Write out all of the data exactly as it appears.

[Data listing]
┄┄┄┄┄┄┄┄┄┄┄┄┄┄┄┄┄┄┄┄

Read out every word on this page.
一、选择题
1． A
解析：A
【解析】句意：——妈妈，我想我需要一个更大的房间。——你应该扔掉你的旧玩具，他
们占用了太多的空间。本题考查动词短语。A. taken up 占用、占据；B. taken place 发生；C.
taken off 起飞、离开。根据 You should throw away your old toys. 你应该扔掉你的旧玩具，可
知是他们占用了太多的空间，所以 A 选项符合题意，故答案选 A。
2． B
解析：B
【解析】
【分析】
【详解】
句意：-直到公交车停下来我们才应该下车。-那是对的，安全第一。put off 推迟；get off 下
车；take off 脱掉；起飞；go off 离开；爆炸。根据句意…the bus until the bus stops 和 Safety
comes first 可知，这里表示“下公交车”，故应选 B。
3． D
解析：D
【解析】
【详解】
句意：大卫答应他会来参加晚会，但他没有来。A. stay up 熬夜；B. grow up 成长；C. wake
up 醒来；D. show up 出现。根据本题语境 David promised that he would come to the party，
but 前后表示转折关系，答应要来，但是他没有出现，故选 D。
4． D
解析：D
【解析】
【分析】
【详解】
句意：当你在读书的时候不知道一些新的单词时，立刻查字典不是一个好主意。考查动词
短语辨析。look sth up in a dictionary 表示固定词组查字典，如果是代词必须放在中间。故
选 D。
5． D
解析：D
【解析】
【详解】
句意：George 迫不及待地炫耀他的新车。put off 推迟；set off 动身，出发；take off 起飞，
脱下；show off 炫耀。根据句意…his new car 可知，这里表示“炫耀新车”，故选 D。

┄┄┄┄┄┄┄┄┄┄┄┄┄┄┄┄┄┄┄┄

— Exercise output —
Read out every word on this page.
一、选择题
1． A
解析：A
【解析】句意：——妈妈，我想我需要一个更大的房间。——你应该扔掉你的旧玩具，他
们占用了太多的空间。本题考查动词短语。A. taken up 占用、占据；B. taken place 发生；C.
taken off 起飞、离开。根据 You should throw away your old toys. 你应该扔掉你的旧玩具，可
知是他们占用了太多的空间，所以 A 选项符合题意，故答案选 A。
2． B
解析：B
【解析】
【分析】
【详解】
句意：-直到公交车停下来我们才应该下车。-那是对的，安全第一。put off 推迟；get off 下
车；take off 脱掉；起飞；go off 离开；爆炸。根据句意…the bus until the bus stops 和 Safety
comes first 可知，这里表示“下公交车”，故应选 B。
3． D
解析：D
【解析】
【详解】
句意：大卫答应他会来参加晚会，但他没有来。A. stay up 熬夜；B. grow up 成长；C. wake
up 醒来；D. show up 出现。根据本题语境 David promised that he would come to the party，
but 前后表示转折关系，答应要来，但是他没有出现，故选 D。
4． D
解析：D
【解析】
【分析】
【详解】
句意：当你在读书的时候不知道一些新的单词时，立刻查字典不是一个好主意。考查动词
短语辨析。look sth up in a dictionary 表示固定词组查字典，如果是代词必须放在中间。故
选 D。
5． D
解析：D
【解析】
【详解】
句意：George 迫不及待地炫耀他的新车。put off 推迟；set off 动身，出发；take off 起飞，
脱下；show off 炫耀。根据句意…his new car 可知，这里表示“炫耀新车”，故选 D。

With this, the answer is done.